EXERCISE GOAL :: Copy the data that follows, character for character, minus the pictures.

------------------------------------------------

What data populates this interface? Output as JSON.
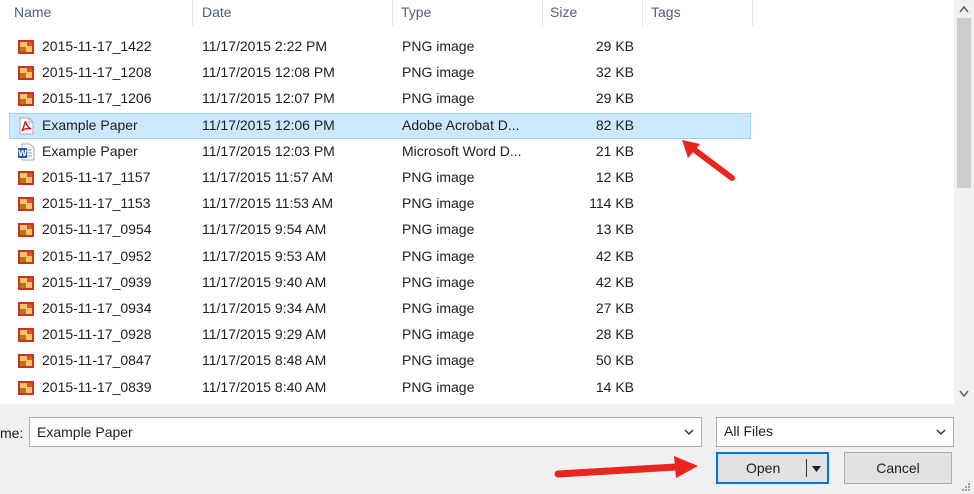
{
  "columns": {
    "name": "Name",
    "date": "Date",
    "type": "Type",
    "size": "Size",
    "tags": "Tags"
  },
  "files": [
    {
      "name": "2015-11-17_1422",
      "date": "11/17/2015 2:22 PM",
      "type": "PNG image",
      "size": "29 KB",
      "icon": "png-file-icon"
    },
    {
      "name": "2015-11-17_1208",
      "date": "11/17/2015 12:08 PM",
      "type": "PNG image",
      "size": "32 KB",
      "icon": "png-file-icon"
    },
    {
      "name": "2015-11-17_1206",
      "date": "11/17/2015 12:07 PM",
      "type": "PNG image",
      "size": "29 KB",
      "icon": "png-file-icon"
    },
    {
      "name": "Example Paper",
      "date": "11/17/2015 12:06 PM",
      "type": "Adobe Acrobat D...",
      "size": "82 KB",
      "icon": "pdf-file-icon",
      "selected": true
    },
    {
      "name": "Example Paper",
      "date": "11/17/2015 12:03 PM",
      "type": "Microsoft Word D...",
      "size": "21 KB",
      "icon": "word-file-icon"
    },
    {
      "name": "2015-11-17_1157",
      "date": "11/17/2015 11:57 AM",
      "type": "PNG image",
      "size": "12 KB",
      "icon": "png-file-icon"
    },
    {
      "name": "2015-11-17_1153",
      "date": "11/17/2015 11:53 AM",
      "type": "PNG image",
      "size": "114 KB",
      "icon": "png-file-icon"
    },
    {
      "name": "2015-11-17_0954",
      "date": "11/17/2015 9:54 AM",
      "type": "PNG image",
      "size": "13 KB",
      "icon": "png-file-icon"
    },
    {
      "name": "2015-11-17_0952",
      "date": "11/17/2015 9:53 AM",
      "type": "PNG image",
      "size": "42 KB",
      "icon": "png-file-icon"
    },
    {
      "name": "2015-11-17_0939",
      "date": "11/17/2015 9:40 AM",
      "type": "PNG image",
      "size": "42 KB",
      "icon": "png-file-icon"
    },
    {
      "name": "2015-11-17_0934",
      "date": "11/17/2015 9:34 AM",
      "type": "PNG image",
      "size": "27 KB",
      "icon": "png-file-icon"
    },
    {
      "name": "2015-11-17_0928",
      "date": "11/17/2015 9:29 AM",
      "type": "PNG image",
      "size": "28 KB",
      "icon": "png-file-icon"
    },
    {
      "name": "2015-11-17_0847",
      "date": "11/17/2015 8:48 AM",
      "type": "PNG image",
      "size": "50 KB",
      "icon": "png-file-icon"
    },
    {
      "name": "2015-11-17_0839",
      "date": "11/17/2015 8:40 AM",
      "type": "PNG image",
      "size": "14 KB",
      "icon": "png-file-icon"
    }
  ],
  "filename": {
    "label": "me:",
    "value": "Example Paper"
  },
  "filetype": {
    "value": "All Files"
  },
  "buttons": {
    "open": "Open",
    "cancel": "Cancel"
  },
  "colors": {
    "selection": "#cce8ff",
    "selection_border": "#99d1ff",
    "accent": "#0078d7",
    "annotation_arrow": "#e8261f"
  }
}
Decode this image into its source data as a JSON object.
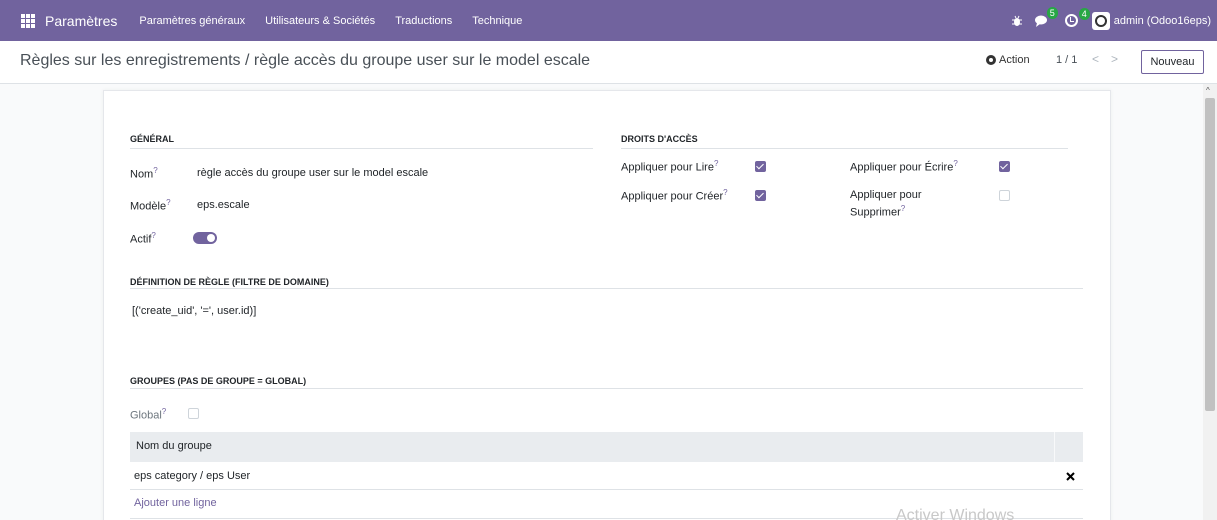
{
  "topbar": {
    "app_name": "Paramètres",
    "menu": [
      "Paramètres généraux",
      "Utilisateurs & Sociétés",
      "Traductions",
      "Technique"
    ],
    "messages_count": "5",
    "activities_count": "4",
    "user": "admin (Odoo16eps)",
    "color": "#71639e"
  },
  "control_panel": {
    "breadcrumb": "Règles sur les enregistrements / règle accès du groupe user sur le model escale",
    "action_label": "Action",
    "pager": "1 / 1",
    "pager_prev": "<",
    "pager_next": ">",
    "new_label": "Nouveau"
  },
  "form": {
    "general": {
      "title": "GÉNÉRAL",
      "name_label": "Nom",
      "name_value": "règle accès du groupe user sur le model escale",
      "model_label": "Modèle",
      "model_value": "eps.escale",
      "active_label": "Actif",
      "active": true
    },
    "access": {
      "title": "DROITS D'ACCÈS",
      "read_label": "Appliquer pour Lire",
      "read": true,
      "write_label": "Appliquer pour Écrire",
      "write": true,
      "create_label": "Appliquer pour Créer",
      "create": true,
      "delete_label_1": "Appliquer pour",
      "delete_label_2": "Supprimer",
      "delete": false
    },
    "domain": {
      "title": "DÉFINITION DE RÈGLE (FILTRE DE DOMAINE)",
      "value": "[('create_uid', '=', user.id)]"
    },
    "groups": {
      "title": "GROUPES (PAS DE GROUPE = GLOBAL)",
      "global_label": "Global",
      "global": false,
      "column": "Nom du groupe",
      "rows": [
        "eps category / eps User"
      ],
      "add_line": "Ajouter une ligne"
    }
  },
  "help_mark": "?",
  "watermark": "Activer Windows"
}
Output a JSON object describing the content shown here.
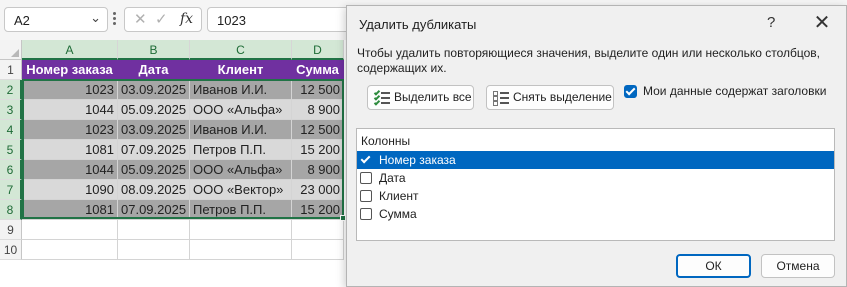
{
  "formula_bar": {
    "name_box": "A2",
    "formula": "1023",
    "icons": [
      "cancel-icon",
      "enter-icon",
      "fx-icon"
    ],
    "fx_label": "fx"
  },
  "sheet": {
    "columns": [
      "A",
      "B",
      "C",
      "D"
    ],
    "rows": [
      "1",
      "2",
      "3",
      "4",
      "5",
      "6",
      "7",
      "8",
      "9",
      "10"
    ],
    "header_row": [
      "Номер заказа",
      "Дата",
      "Клиент",
      "Сумма"
    ],
    "data": [
      [
        "1023",
        "03.09.2025",
        "Иванов И.И.",
        "12 500"
      ],
      [
        "1044",
        "05.09.2025",
        "ООО «Альфа»",
        "8 900"
      ],
      [
        "1023",
        "03.09.2025",
        "Иванов И.И.",
        "12 500"
      ],
      [
        "1081",
        "07.09.2025",
        "Петров П.П.",
        "15 200"
      ],
      [
        "1044",
        "05.09.2025",
        "ООО «Альфа»",
        "8 900"
      ],
      [
        "1090",
        "08.09.2025",
        "ООО «Вектор»",
        "23 000"
      ],
      [
        "1081",
        "07.09.2025",
        "Петров П.П.",
        "15 200"
      ]
    ],
    "colors": {
      "header_bg": "#7030a0",
      "row_dark": "#a6a6a6",
      "row_light": "#d9d9d9",
      "selection": "#217346"
    }
  },
  "dialog": {
    "title": "Удалить дубликаты",
    "help": "?",
    "close": "✕",
    "instruction": "Чтобы удалить повторяющиеся значения, выделите один или несколько столбцов, содержащих их.",
    "select_all": "Выделить все",
    "deselect_all": "Снять выделение",
    "headers_checkbox": {
      "label": "Мои данные содержат заголовки",
      "checked": true
    },
    "columns_label": "Колонны",
    "columns": [
      {
        "label": "Номер заказа",
        "checked": true,
        "selected": true
      },
      {
        "label": "Дата",
        "checked": false,
        "selected": false
      },
      {
        "label": "Клиент",
        "checked": false,
        "selected": false
      },
      {
        "label": "Сумма",
        "checked": false,
        "selected": false
      }
    ],
    "ok": "ОК",
    "cancel": "Отмена",
    "accent": "#0067c0"
  }
}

------------------------------------------------

FINISHED ANSWER ::
What data populates this interface? Output as JSON.
{
  "columns": {
    "name": "Name",
    "date": "Date",
    "type": "Type",
    "size": "Size",
    "tags": "Tags"
  },
  "files": [
    {
      "name": "2015-11-17_1422",
      "date": "11/17/2015 2:22 PM",
      "type": "PNG image",
      "size": "29 KB",
      "icon": "png-file-icon"
    },
    {
      "name": "2015-11-17_1208",
      "date": "11/17/2015 12:08 PM",
      "type": "PNG image",
      "size": "32 KB",
      "icon": "png-file-icon"
    },
    {
      "name": "2015-11-17_1206",
      "date": "11/17/2015 12:07 PM",
      "type": "PNG image",
      "size": "29 KB",
      "icon": "png-file-icon"
    },
    {
      "name": "Example Paper",
      "date": "11/17/2015 12:06 PM",
      "type": "Adobe Acrobat D...",
      "size": "82 KB",
      "icon": "pdf-file-icon",
      "selected": true
    },
    {
      "name": "Example Paper",
      "date": "11/17/2015 12:03 PM",
      "type": "Microsoft Word D...",
      "size": "21 KB",
      "icon": "word-file-icon"
    },
    {
      "name": "2015-11-17_1157",
      "date": "11/17/2015 11:57 AM",
      "type": "PNG image",
      "size": "12 KB",
      "icon": "png-file-icon"
    },
    {
      "name": "2015-11-17_1153",
      "date": "11/17/2015 11:53 AM",
      "type": "PNG image",
      "size": "114 KB",
      "icon": "png-file-icon"
    },
    {
      "name": "2015-11-17_0954",
      "date": "11/17/2015 9:54 AM",
      "type": "PNG image",
      "size": "13 KB",
      "icon": "png-file-icon"
    },
    {
      "name": "2015-11-17_0952",
      "date": "11/17/2015 9:53 AM",
      "type": "PNG image",
      "size": "42 KB",
      "icon": "png-file-icon"
    },
    {
      "name": "2015-11-17_0939",
      "date": "11/17/2015 9:40 AM",
      "type": "PNG image",
      "size": "42 KB",
      "icon": "png-file-icon"
    },
    {
      "name": "2015-11-17_0934",
      "date": "11/17/2015 9:34 AM",
      "type": "PNG image",
      "size": "27 KB",
      "icon": "png-file-icon"
    },
    {
      "name": "2015-11-17_0928",
      "date": "11/17/2015 9:29 AM",
      "type": "PNG image",
      "size": "28 KB",
      "icon": "png-file-icon"
    },
    {
      "name": "2015-11-17_0847",
      "date": "11/17/2015 8:48 AM",
      "type": "PNG image",
      "size": "50 KB",
      "icon": "png-file-icon"
    },
    {
      "name": "2015-11-17_0839",
      "date": "11/17/2015 8:40 AM",
      "type": "PNG image",
      "size": "14 KB",
      "icon": "png-file-icon"
    }
  ],
  "filename": {
    "label": "me:",
    "value": "Example Paper"
  },
  "filetype": {
    "value": "All Files"
  },
  "buttons": {
    "open": "Open",
    "cancel": "Cancel"
  },
  "colors": {
    "selection": "#cce8ff",
    "selection_border": "#99d1ff",
    "accent": "#0078d7",
    "annotation_arrow": "#e8261f"
  }
}
Decode this image into its source data as a JSON object.
{
  "topbar": {
    "app_name": "Paramètres",
    "menu": [
      "Paramètres généraux",
      "Utilisateurs & Sociétés",
      "Traductions",
      "Technique"
    ],
    "messages_count": "5",
    "activities_count": "4",
    "user": "admin (Odoo16eps)",
    "color": "#71639e"
  },
  "control_panel": {
    "breadcrumb": "Règles sur les enregistrements / règle accès du groupe user sur le model escale",
    "action_label": "Action",
    "pager": "1 / 1",
    "pager_prev": "<",
    "pager_next": ">",
    "new_label": "Nouveau"
  },
  "form": {
    "general": {
      "title": "GÉNÉRAL",
      "name_label": "Nom",
      "name_value": "règle accès du groupe user sur le model escale",
      "model_label": "Modèle",
      "model_value": "eps.escale",
      "active_label": "Actif",
      "active": true
    },
    "access": {
      "title": "DROITS D'ACCÈS",
      "read_label": "Appliquer pour Lire",
      "read": true,
      "write_label": "Appliquer pour Écrire",
      "write": true,
      "create_label": "Appliquer pour Créer",
      "create": true,
      "delete_label_1": "Appliquer pour",
      "delete_label_2": "Supprimer",
      "delete": false
    },
    "domain": {
      "title": "DÉFINITION DE RÈGLE (FILTRE DE DOMAINE)",
      "value": "[('create_uid', '=', user.id)]"
    },
    "groups": {
      "title": "GROUPES (PAS DE GROUPE = GLOBAL)",
      "global_label": "Global",
      "global": false,
      "column": "Nom du groupe",
      "rows": [
        "eps category / eps User"
      ],
      "add_line": "Ajouter une ligne"
    }
  },
  "help_mark": "?",
  "watermark": "Activer Windows"
}
Output a JSON object describing the content shown here.
{
  "formula_bar": {
    "name_box": "A2",
    "formula": "1023",
    "icons": [
      "cancel-icon",
      "enter-icon",
      "fx-icon"
    ],
    "fx_label": "fx"
  },
  "sheet": {
    "columns": [
      "A",
      "B",
      "C",
      "D"
    ],
    "rows": [
      "1",
      "2",
      "3",
      "4",
      "5",
      "6",
      "7",
      "8",
      "9",
      "10"
    ],
    "header_row": [
      "Номер заказа",
      "Дата",
      "Клиент",
      "Сумма"
    ],
    "data": [
      [
        "1023",
        "03.09.2025",
        "Иванов И.И.",
        "12 500"
      ],
      [
        "1044",
        "05.09.2025",
        "ООО «Альфа»",
        "8 900"
      ],
      [
        "1023",
        "03.09.2025",
        "Иванов И.И.",
        "12 500"
      ],
      [
        "1081",
        "07.09.2025",
        "Петров П.П.",
        "15 200"
      ],
      [
        "1044",
        "05.09.2025",
        "ООО «Альфа»",
        "8 900"
      ],
      [
        "1090",
        "08.09.2025",
        "ООО «Вектор»",
        "23 000"
      ],
      [
        "1081",
        "07.09.2025",
        "Петров П.П.",
        "15 200"
      ]
    ],
    "colors": {
      "header_bg": "#7030a0",
      "row_dark": "#a6a6a6",
      "row_light": "#d9d9d9",
      "selection": "#217346"
    }
  },
  "dialog": {
    "title": "Удалить дубликаты",
    "help": "?",
    "close": "✕",
    "instruction": "Чтобы удалить повторяющиеся значения, выделите один или несколько столбцов, содержащих их.",
    "select_all": "Выделить все",
    "deselect_all": "Снять выделение",
    "headers_checkbox": {
      "label": "Мои данные содержат заголовки",
      "checked": true
    },
    "columns_label": "Колонны",
    "columns": [
      {
        "label": "Номер заказа",
        "checked": true,
        "selected": true
      },
      {
        "label": "Дата",
        "checked": false,
        "selected": false
      },
      {
        "label": "Клиент",
        "checked": false,
        "selected": false
      },
      {
        "label": "Сумма",
        "checked": false,
        "selected": false
      }
    ],
    "ok": "ОК",
    "cancel": "Отмена",
    "accent": "#0067c0"
  }
}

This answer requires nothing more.